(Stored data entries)
====

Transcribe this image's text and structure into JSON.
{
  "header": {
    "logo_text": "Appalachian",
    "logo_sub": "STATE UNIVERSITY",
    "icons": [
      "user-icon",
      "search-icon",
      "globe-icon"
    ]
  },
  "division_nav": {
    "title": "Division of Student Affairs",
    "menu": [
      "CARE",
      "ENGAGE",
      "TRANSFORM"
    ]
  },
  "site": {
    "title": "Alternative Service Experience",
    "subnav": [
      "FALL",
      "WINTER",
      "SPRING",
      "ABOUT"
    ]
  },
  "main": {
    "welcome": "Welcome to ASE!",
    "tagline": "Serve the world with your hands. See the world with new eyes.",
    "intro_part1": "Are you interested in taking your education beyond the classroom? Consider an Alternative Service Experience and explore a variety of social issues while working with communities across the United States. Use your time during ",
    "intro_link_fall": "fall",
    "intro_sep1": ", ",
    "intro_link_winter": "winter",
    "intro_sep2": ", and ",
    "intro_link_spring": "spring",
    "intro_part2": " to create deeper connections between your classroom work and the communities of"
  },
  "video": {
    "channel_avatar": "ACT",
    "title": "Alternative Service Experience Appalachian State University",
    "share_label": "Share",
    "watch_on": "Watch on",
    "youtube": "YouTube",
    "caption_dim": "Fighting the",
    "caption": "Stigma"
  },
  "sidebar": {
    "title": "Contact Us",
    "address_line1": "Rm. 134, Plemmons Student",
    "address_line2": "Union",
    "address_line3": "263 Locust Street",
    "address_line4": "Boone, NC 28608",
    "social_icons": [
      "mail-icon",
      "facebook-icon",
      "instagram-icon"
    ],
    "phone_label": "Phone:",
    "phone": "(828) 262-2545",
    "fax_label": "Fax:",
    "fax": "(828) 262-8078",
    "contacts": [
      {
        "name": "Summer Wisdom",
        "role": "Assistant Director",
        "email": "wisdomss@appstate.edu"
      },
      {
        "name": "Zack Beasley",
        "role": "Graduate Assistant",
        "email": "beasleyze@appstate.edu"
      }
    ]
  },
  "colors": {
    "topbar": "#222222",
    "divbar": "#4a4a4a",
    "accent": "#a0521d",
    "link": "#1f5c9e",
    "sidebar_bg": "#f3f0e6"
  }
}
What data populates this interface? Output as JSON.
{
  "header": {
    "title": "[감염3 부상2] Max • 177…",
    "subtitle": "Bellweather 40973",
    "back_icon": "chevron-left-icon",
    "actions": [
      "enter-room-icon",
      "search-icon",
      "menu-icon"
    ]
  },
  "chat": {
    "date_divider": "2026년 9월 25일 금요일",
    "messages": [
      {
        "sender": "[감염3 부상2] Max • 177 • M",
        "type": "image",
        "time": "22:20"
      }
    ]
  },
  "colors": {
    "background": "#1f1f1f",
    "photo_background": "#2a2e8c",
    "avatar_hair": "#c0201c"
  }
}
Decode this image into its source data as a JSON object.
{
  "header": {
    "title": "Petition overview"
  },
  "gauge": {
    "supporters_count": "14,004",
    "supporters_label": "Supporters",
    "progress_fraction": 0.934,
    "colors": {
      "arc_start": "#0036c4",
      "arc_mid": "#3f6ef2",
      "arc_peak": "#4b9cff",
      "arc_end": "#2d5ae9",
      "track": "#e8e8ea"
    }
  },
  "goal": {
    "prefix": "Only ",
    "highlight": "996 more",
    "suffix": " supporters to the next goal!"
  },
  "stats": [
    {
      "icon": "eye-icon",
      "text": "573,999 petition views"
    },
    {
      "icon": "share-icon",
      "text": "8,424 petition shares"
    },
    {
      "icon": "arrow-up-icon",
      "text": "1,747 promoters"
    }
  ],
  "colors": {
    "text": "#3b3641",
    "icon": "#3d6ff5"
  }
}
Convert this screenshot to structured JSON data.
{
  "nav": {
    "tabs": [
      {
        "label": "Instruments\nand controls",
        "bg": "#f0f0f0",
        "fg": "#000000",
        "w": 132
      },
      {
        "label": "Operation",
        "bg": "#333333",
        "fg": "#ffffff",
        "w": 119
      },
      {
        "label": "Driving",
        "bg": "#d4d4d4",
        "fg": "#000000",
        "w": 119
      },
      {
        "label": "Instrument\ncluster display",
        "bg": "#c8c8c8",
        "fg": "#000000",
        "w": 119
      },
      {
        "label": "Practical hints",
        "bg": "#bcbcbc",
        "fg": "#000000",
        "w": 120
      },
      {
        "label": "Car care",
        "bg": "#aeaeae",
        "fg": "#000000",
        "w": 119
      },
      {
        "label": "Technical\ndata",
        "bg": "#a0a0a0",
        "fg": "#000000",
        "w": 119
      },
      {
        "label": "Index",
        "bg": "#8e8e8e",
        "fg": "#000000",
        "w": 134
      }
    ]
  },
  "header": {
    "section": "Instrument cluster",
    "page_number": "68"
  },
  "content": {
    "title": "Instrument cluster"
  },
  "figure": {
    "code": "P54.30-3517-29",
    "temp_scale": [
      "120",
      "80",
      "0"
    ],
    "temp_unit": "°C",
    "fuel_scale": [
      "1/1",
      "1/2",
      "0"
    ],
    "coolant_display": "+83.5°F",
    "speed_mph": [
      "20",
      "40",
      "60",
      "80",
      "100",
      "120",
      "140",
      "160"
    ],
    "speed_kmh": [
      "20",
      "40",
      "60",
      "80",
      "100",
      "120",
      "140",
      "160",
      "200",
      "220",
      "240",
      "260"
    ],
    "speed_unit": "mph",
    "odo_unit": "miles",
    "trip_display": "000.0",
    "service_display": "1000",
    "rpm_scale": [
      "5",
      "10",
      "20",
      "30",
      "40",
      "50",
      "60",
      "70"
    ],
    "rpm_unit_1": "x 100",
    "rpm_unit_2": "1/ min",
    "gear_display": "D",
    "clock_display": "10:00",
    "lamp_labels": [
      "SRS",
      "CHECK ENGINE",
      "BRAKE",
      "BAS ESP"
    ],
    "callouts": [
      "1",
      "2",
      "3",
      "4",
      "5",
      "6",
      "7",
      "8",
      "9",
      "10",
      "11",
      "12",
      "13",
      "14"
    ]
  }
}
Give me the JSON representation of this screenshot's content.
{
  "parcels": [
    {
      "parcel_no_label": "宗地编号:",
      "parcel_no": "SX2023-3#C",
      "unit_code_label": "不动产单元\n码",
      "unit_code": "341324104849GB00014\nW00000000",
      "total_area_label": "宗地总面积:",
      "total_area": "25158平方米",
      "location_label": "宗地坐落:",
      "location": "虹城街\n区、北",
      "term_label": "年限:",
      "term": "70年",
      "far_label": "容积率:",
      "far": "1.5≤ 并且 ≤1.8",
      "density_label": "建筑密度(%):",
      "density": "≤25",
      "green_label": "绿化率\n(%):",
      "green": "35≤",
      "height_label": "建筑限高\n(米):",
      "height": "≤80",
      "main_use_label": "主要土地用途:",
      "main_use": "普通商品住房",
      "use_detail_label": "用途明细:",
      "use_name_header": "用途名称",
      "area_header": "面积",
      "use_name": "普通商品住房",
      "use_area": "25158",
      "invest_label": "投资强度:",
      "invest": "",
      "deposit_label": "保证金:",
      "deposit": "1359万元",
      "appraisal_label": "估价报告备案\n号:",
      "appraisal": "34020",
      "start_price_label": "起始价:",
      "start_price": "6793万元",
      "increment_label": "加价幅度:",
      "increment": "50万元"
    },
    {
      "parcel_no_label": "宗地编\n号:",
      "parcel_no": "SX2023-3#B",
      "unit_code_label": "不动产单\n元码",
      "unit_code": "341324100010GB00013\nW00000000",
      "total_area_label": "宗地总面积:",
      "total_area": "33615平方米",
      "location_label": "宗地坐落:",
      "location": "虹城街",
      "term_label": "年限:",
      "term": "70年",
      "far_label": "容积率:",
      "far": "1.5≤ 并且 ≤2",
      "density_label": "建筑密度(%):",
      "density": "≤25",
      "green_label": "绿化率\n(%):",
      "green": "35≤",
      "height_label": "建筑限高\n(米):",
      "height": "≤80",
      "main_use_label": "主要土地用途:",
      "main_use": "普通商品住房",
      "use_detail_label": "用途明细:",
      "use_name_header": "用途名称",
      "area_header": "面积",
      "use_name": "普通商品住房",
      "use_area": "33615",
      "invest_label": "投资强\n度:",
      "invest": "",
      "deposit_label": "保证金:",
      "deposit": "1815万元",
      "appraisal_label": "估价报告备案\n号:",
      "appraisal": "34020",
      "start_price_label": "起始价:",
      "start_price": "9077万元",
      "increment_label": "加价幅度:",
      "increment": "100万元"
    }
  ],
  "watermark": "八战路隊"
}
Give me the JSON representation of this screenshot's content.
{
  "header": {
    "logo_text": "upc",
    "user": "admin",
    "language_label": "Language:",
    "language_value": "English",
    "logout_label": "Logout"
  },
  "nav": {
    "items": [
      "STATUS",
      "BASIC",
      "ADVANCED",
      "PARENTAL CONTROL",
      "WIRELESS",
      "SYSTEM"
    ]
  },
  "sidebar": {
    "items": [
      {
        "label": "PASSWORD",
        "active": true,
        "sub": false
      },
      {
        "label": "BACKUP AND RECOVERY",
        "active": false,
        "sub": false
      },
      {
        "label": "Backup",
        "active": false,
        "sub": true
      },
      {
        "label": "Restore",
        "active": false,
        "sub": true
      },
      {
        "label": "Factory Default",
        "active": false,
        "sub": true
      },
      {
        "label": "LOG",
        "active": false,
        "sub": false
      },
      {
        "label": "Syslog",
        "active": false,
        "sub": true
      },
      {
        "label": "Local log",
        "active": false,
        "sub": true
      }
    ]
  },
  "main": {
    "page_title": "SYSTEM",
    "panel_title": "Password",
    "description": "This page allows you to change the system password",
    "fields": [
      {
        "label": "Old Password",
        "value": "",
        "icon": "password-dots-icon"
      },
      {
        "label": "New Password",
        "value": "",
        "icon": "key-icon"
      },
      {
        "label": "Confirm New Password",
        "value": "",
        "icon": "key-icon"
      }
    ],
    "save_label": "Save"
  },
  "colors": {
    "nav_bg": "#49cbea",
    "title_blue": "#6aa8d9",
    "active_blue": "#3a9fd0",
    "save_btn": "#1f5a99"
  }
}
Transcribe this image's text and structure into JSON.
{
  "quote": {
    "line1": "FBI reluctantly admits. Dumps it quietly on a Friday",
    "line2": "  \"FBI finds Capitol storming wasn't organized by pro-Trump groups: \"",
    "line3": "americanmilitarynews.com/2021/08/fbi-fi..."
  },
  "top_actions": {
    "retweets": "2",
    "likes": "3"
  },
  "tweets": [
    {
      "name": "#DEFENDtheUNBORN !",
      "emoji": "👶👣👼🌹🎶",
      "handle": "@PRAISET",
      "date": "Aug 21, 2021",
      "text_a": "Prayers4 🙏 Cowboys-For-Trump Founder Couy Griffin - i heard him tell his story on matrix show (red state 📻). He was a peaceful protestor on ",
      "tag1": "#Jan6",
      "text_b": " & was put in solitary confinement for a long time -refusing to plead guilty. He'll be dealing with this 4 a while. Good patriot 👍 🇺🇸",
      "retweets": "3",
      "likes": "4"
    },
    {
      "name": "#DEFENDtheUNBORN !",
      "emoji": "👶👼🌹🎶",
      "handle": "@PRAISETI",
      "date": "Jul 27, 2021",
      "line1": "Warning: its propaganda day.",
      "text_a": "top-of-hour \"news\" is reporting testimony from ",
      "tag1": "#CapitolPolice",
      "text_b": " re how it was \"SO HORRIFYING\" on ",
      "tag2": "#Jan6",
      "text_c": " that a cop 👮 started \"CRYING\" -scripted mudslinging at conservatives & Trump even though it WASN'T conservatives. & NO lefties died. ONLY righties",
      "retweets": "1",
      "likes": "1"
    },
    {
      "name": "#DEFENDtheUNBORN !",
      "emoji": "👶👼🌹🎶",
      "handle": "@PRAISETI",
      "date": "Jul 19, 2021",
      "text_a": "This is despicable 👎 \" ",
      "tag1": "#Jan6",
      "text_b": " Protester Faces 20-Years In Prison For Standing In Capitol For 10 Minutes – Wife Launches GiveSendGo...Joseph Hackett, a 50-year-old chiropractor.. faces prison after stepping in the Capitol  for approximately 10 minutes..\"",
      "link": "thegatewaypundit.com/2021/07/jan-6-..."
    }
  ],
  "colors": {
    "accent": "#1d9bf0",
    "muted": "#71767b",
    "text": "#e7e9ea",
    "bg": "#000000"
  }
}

====

*Task brief*
Copy out every line in the listing where the word "classroom" appears.

*Written solution*
    "intro_part1": "Are you interested in taking your education beyond the classroom? Consider an Alternative Service Experience and explore a variety of social issues while working with communities across the United States. Use your time during ",
    "intro_part2": " to create deeper connections between your classroom work and the communities of"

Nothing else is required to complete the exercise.